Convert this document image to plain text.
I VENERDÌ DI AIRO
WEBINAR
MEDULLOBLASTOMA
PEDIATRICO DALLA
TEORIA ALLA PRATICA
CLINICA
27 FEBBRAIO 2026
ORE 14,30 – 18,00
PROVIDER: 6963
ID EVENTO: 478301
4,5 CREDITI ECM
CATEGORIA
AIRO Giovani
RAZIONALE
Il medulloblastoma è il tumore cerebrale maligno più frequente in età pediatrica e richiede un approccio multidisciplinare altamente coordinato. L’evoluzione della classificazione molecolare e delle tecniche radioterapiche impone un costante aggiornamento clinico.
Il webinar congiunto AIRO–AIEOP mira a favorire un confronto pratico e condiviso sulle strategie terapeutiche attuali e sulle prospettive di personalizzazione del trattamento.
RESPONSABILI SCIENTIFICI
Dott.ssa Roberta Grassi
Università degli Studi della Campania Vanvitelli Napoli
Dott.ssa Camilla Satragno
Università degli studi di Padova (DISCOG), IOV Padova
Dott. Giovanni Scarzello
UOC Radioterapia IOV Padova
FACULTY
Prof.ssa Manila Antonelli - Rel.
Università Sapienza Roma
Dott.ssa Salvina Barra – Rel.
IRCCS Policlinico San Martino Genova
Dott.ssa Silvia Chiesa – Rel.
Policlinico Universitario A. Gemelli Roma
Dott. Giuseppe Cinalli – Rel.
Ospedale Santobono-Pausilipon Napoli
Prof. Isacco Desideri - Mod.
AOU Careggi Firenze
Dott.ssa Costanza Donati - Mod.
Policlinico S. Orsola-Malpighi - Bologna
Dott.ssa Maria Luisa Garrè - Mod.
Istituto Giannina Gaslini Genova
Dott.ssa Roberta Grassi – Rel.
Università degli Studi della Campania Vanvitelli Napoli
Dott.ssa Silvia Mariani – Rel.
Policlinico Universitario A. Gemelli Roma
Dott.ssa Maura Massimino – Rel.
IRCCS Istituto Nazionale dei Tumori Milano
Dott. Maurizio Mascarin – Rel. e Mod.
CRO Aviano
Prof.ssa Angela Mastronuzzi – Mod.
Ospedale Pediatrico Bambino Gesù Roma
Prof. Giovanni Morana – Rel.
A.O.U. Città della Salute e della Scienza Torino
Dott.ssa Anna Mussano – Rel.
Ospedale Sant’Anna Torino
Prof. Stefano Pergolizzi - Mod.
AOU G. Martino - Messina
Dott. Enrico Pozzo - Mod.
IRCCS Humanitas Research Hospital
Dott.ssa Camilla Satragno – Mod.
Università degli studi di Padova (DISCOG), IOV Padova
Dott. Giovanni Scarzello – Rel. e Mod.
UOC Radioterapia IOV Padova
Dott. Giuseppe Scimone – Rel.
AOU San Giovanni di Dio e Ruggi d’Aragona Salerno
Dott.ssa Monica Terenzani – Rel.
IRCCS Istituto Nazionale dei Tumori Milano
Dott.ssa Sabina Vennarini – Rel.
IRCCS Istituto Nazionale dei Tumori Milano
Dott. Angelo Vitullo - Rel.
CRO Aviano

———

Give the entries again in full, with nothing changed.

Expected answer ::
Convert this document image to plain text.
I VENERDÌ DI AIRO
WEBINAR
MEDULLOBLASTOMA
PEDIATRICO DALLA
TEORIA ALLA PRATICA
CLINICA
27 FEBBRAIO 2026
ORE 14,30 – 18,00
PROVIDER: 6963
ID EVENTO: 478301
4,5 CREDITI ECM
CATEGORIA
AIRO Giovani
RAZIONALE
Il medulloblastoma è il tumore cerebrale maligno più frequente in età pediatrica e richiede un approccio multidisciplinare altamente coordinato. L’evoluzione della classificazione molecolare e delle tecniche radioterapiche impone un costante aggiornamento clinico.
Il webinar congiunto AIRO–AIEOP mira a favorire un confronto pratico e condiviso sulle strategie terapeutiche attuali e sulle prospettive di personalizzazione del trattamento.
RESPONSABILI SCIENTIFICI
Dott.ssa Roberta Grassi
Università degli Studi della Campania Vanvitelli Napoli
Dott.ssa Camilla Satragno
Università degli studi di Padova (DISCOG), IOV Padova
Dott. Giovanni Scarzello
UOC Radioterapia IOV Padova
FACULTY
Prof.ssa Manila Antonelli - Rel.
Università Sapienza Roma
Dott.ssa Salvina Barra – Rel.
IRCCS Policlinico San Martino Genova
Dott.ssa Silvia Chiesa – Rel.
Policlinico Universitario A. Gemelli Roma
Dott. Giuseppe Cinalli – Rel.
Ospedale Santobono-Pausilipon Napoli
Prof. Isacco Desideri - Mod.
AOU Careggi Firenze
Dott.ssa Costanza Donati - Mod.
Policlinico S. Orsola-Malpighi - Bologna
Dott.ssa Maria Luisa Garrè - Mod.
Istituto Giannina Gaslini Genova
Dott.ssa Roberta Grassi – Rel.
Università degli Studi della Campania Vanvitelli Napoli
Dott.ssa Silvia Mariani – Rel.
Policlinico Universitario A. Gemelli Roma
Dott.ssa Maura Massimino – Rel.
IRCCS Istituto Nazionale dei Tumori Milano
Dott. Maurizio Mascarin – Rel. e Mod.
CRO Aviano
Prof.ssa Angela Mastronuzzi – Mod.
Ospedale Pediatrico Bambino Gesù Roma
Prof. Giovanni Morana – Rel.
A.O.U. Città della Salute e della Scienza Torino
Dott.ssa Anna Mussano – Rel.
Ospedale Sant’Anna Torino
Prof. Stefano Pergolizzi - Mod.
AOU G. Martino - Messina
Dott. Enrico Pozzo - Mod.
IRCCS Humanitas Research Hospital
Dott.ssa Camilla Satragno – Mod.
Università degli studi di Padova (DISCOG), IOV Padova
Dott. Giovanni Scarzello – Rel. e Mod.
UOC Radioterapia IOV Padova
Dott. Giuseppe Scimone – Rel.
AOU San Giovanni di Dio e Ruggi d’Aragona Salerno
Dott.ssa Monica Terenzani – Rel.
IRCCS Istituto Nazionale dei Tumori Milano
Dott.ssa Sabina Vennarini – Rel.
IRCCS Istituto Nazionale dei Tumori Milano
Dott. Angelo Vitullo - Rel.
CRO Aviano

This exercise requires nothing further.